Dataset items

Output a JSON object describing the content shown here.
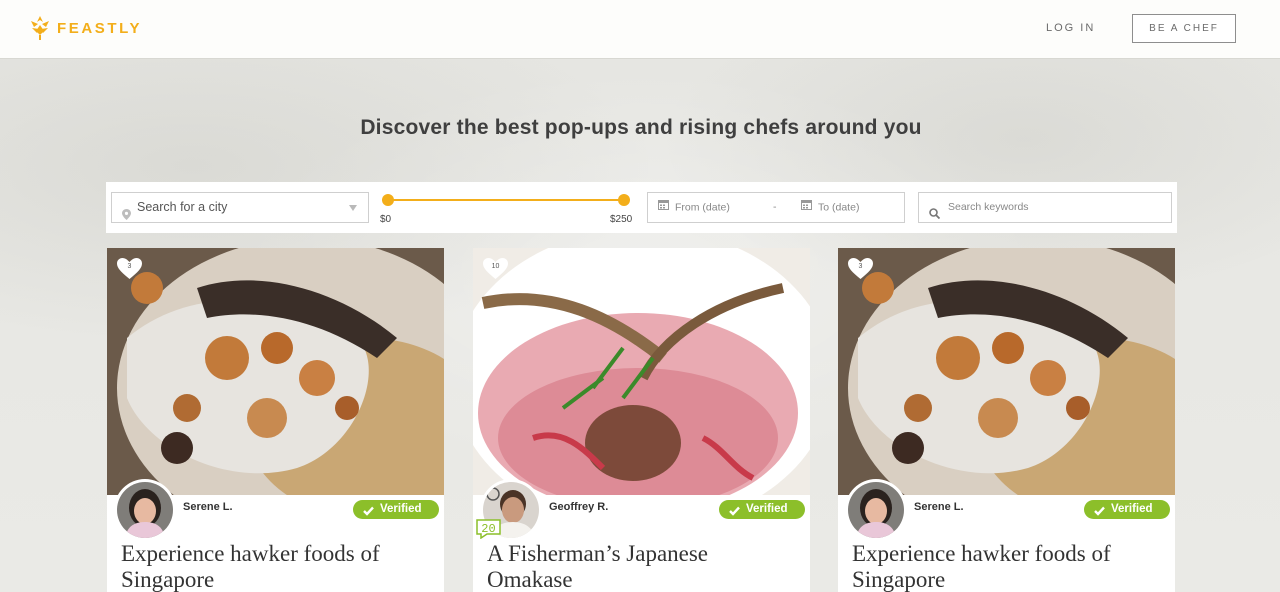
{
  "brand": {
    "name": "FEASTLY",
    "accent": "#f3ae1a"
  },
  "nav": {
    "login": "LOG IN",
    "be_chef": "BE A CHEF"
  },
  "headline": "Discover the best pop-ups and rising chefs around you",
  "filters": {
    "city_placeholder": "Search for a city",
    "price_min": "$0",
    "price_max": "$250",
    "date_from_placeholder": "From (date)",
    "date_separator": "-",
    "date_to_placeholder": "To (date)",
    "keywords_placeholder": "Search keywords"
  },
  "cards": [
    {
      "likes": "3",
      "chef": "Serene L.",
      "verified": "Verified",
      "title_line1": "Experience hawker foods of",
      "title_line2": "Singapore"
    },
    {
      "likes": "10",
      "chef": "Geoffrey R.",
      "verified": "Verified",
      "chef_badge": "20",
      "title_line1": "A Fisherman’s Japanese",
      "title_line2": "Omakase"
    },
    {
      "likes": "3",
      "chef": "Serene L.",
      "verified": "Verified",
      "title_line1": "Experience hawker foods of",
      "title_line2": "Singapore"
    }
  ],
  "colors": {
    "verified_green": "#8cbf2a",
    "text_dark": "#333333"
  }
}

** Goal **
Leave out the pictures and restate everything else word for word.

** Final answer **
Output a JSON object describing the content shown here.
{
  "brand": {
    "name": "FEASTLY",
    "accent": "#f3ae1a"
  },
  "nav": {
    "login": "LOG IN",
    "be_chef": "BE A CHEF"
  },
  "headline": "Discover the best pop-ups and rising chefs around you",
  "filters": {
    "city_placeholder": "Search for a city",
    "price_min": "$0",
    "price_max": "$250",
    "date_from_placeholder": "From (date)",
    "date_separator": "-",
    "date_to_placeholder": "To (date)",
    "keywords_placeholder": "Search keywords"
  },
  "cards": [
    {
      "likes": "3",
      "chef": "Serene L.",
      "verified": "Verified",
      "title_line1": "Experience hawker foods of",
      "title_line2": "Singapore"
    },
    {
      "likes": "10",
      "chef": "Geoffrey R.",
      "verified": "Verified",
      "chef_badge": "20",
      "title_line1": "A Fisherman’s Japanese",
      "title_line2": "Omakase"
    },
    {
      "likes": "3",
      "chef": "Serene L.",
      "verified": "Verified",
      "title_line1": "Experience hawker foods of",
      "title_line2": "Singapore"
    }
  ],
  "colors": {
    "verified_green": "#8cbf2a",
    "text_dark": "#333333"
  }
}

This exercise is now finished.